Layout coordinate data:
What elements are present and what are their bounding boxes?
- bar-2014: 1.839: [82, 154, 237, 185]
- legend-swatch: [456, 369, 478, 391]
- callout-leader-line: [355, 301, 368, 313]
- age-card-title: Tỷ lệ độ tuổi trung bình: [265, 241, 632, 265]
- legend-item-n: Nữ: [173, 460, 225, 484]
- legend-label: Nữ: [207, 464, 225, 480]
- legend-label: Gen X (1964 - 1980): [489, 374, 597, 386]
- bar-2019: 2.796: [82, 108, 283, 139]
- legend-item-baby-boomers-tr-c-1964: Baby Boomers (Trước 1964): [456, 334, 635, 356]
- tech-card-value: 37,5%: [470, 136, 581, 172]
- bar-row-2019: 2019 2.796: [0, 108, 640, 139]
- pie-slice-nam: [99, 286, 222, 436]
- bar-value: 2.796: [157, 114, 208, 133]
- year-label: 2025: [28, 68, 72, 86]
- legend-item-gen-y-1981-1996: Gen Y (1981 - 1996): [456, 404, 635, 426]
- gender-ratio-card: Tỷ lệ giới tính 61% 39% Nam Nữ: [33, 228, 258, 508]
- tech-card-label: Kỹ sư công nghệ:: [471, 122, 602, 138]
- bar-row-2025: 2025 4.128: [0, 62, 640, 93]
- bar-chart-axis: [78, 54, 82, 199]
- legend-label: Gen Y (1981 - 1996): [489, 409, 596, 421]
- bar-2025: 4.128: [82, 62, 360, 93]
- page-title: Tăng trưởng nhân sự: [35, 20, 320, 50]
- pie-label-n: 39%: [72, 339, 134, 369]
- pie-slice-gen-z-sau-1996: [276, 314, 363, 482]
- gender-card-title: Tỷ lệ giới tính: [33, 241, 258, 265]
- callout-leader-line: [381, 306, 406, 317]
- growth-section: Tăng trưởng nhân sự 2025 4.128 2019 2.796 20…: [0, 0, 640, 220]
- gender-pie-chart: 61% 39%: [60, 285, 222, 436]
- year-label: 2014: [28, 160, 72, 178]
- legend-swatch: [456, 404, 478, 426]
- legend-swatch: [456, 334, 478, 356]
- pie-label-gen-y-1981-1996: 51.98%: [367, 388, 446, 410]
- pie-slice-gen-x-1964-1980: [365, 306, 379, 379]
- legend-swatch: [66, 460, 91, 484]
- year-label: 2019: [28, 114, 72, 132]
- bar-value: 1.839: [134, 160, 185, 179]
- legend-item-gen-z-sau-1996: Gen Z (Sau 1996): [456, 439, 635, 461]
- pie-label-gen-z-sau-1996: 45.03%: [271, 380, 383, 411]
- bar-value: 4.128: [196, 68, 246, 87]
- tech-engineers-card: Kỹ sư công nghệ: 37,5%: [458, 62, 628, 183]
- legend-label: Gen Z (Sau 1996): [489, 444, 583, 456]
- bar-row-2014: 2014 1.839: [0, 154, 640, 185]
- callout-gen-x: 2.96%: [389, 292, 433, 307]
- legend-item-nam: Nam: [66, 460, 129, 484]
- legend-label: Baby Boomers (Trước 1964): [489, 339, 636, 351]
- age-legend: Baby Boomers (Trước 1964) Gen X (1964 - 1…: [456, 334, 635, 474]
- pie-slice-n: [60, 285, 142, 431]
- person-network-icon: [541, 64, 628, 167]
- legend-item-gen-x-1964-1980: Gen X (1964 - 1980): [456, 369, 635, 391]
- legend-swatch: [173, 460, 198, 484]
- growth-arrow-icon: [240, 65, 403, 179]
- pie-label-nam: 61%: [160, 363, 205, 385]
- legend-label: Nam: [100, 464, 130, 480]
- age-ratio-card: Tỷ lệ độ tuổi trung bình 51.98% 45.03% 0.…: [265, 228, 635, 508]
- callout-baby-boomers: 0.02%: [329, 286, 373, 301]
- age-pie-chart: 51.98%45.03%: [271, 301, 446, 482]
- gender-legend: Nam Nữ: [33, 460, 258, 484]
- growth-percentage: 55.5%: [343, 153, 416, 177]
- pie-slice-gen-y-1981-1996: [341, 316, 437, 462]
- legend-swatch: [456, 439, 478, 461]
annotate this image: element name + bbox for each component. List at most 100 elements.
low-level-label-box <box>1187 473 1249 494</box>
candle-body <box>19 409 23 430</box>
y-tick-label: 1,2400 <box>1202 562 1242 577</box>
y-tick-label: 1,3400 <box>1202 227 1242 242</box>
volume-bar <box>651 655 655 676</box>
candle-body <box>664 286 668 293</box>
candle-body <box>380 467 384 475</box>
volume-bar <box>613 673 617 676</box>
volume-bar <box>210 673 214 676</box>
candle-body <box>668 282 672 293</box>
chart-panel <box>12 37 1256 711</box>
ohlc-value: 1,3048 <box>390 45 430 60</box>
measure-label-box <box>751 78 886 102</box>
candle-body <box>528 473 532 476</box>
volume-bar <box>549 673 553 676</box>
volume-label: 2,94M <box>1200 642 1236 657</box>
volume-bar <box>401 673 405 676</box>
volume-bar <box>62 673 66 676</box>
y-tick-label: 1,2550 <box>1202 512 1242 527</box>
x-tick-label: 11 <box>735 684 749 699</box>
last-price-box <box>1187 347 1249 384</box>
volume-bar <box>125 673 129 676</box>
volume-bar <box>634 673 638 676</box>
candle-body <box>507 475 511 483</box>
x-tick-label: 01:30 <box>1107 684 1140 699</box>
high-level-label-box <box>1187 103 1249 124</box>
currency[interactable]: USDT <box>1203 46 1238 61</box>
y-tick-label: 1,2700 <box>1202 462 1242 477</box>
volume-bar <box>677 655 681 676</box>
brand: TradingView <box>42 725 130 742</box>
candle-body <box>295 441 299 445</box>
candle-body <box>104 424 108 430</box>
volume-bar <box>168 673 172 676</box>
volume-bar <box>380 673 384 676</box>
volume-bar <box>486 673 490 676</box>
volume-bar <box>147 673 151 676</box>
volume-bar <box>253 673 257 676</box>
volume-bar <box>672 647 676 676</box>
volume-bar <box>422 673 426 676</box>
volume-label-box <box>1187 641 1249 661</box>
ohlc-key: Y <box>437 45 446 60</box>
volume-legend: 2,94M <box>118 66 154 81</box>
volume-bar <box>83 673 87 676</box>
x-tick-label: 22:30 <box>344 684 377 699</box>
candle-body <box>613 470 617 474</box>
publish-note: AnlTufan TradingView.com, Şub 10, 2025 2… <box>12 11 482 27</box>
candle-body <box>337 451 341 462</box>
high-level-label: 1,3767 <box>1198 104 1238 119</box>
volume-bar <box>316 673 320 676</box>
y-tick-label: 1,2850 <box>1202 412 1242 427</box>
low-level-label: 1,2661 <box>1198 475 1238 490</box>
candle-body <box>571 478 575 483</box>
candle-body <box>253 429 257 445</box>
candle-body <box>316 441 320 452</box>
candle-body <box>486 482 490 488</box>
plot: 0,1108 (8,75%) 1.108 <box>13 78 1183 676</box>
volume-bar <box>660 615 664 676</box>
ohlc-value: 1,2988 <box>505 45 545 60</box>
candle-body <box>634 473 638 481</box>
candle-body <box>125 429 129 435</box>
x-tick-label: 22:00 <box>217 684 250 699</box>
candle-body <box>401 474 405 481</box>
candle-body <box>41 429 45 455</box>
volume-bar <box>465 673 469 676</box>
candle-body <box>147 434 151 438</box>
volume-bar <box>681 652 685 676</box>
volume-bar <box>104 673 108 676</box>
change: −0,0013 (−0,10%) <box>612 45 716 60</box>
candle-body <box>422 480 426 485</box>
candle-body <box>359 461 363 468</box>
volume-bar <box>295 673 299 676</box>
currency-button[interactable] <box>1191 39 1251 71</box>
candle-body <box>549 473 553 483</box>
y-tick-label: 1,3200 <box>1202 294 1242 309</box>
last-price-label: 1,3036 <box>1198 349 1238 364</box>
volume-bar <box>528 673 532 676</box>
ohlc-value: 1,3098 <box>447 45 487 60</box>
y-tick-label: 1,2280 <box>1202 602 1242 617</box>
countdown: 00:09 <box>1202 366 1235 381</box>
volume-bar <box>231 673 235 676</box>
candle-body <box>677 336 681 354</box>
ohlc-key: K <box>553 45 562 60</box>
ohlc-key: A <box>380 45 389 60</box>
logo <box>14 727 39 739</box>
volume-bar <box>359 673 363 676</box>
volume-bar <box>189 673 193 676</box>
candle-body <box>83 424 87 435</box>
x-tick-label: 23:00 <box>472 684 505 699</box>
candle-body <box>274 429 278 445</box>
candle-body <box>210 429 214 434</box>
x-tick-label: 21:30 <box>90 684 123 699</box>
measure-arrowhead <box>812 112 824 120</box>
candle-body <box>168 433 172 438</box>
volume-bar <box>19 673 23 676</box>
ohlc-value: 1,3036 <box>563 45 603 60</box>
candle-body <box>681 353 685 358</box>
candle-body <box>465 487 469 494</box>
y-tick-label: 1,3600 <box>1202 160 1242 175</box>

* _Objective_
Rewrite the records from their first line through the line containing "- legend-label: Baby", changing "legend-swatch" to "legend-marker" and leaving everything else as it is.

* _Written solution_
What elements are present and what are their bounding boxes?
- bar-2014: 1.839: [82, 154, 237, 185]
- legend-marker: [456, 369, 478, 391]
- callout-leader-line: [355, 301, 368, 313]
- age-card-title: Tỷ lệ độ tuổi trung bình: [265, 241, 632, 265]
- legend-item-n: Nữ: [173, 460, 225, 484]
- legend-label: Nữ: [207, 464, 225, 480]
- legend-label: Gen X (1964 - 1980): [489, 374, 597, 386]
- bar-2019: 2.796: [82, 108, 283, 139]
- legend-item-baby-boomers-tr-c-1964: Baby Boomers (Trước 1964): [456, 334, 635, 356]
- tech-card-value: 37,5%: [470, 136, 581, 172]
- bar-row-2019: 2019 2.796: [0, 108, 640, 139]
- pie-slice-nam: [99, 286, 222, 436]
- bar-value: 2.796: [157, 114, 208, 133]
- year-label: 2025: [28, 68, 72, 86]
- legend-item-gen-y-1981-1996: Gen Y (1981 - 1996): [456, 404, 635, 426]
- gender-ratio-card: Tỷ lệ giới tính 61% 39% Nam Nữ: [33, 228, 258, 508]
- tech-card-label: Kỹ sư công nghệ:: [471, 122, 602, 138]
- bar-row-2025: 2025 4.128: [0, 62, 640, 93]
- bar-chart-axis: [78, 54, 82, 199]
- legend-label: Gen Y (1981 - 1996): [489, 409, 596, 421]
- bar-2025: 4.128: [82, 62, 360, 93]
- page-title: Tăng trưởng nhân sự: [35, 20, 320, 50]
- pie-label-n: 39%: [72, 339, 134, 369]
- pie-slice-gen-z-sau-1996: [276, 314, 363, 482]
- gender-card-title: Tỷ lệ giới tính: [33, 241, 258, 265]
- callout-leader-line: [381, 306, 406, 317]
- growth-section: Tăng trưởng nhân sự 2025 4.128 2019 2.796 20…: [0, 0, 640, 220]
- gender-pie-chart: 61% 39%: [60, 285, 222, 436]
- year-label: 2014: [28, 160, 72, 178]
- legend-marker: [456, 404, 478, 426]
- legend-marker: [456, 334, 478, 356]
- pie-label-gen-y-1981-1996: 51.98%: [367, 388, 446, 410]
- pie-slice-gen-x-1964-1980: [365, 306, 379, 379]
- legend-marker: [66, 460, 91, 484]
- year-label: 2019: [28, 114, 72, 132]
- bar-value: 1.839: [134, 160, 185, 179]
- legend-item-gen-z-sau-1996: Gen Z (Sau 1996): [456, 439, 635, 461]
- pie-label-gen-z-sau-1996: 45.03%: [271, 380, 383, 411]
- bar-value: 4.128: [196, 68, 246, 87]
- tech-engineers-card: Kỹ sư công nghệ: 37,5%: [458, 62, 628, 183]
- legend-label: Gen Z (Sau 1996): [489, 444, 583, 456]
- bar-row-2014: 2014 1.839: [0, 154, 640, 185]
- callout-gen-x: 2.96%: [389, 292, 433, 307]
- legend-item-nam: Nam: [66, 460, 129, 484]
- legend-label: Baby Boomers (Trước 1964): [489, 339, 636, 351]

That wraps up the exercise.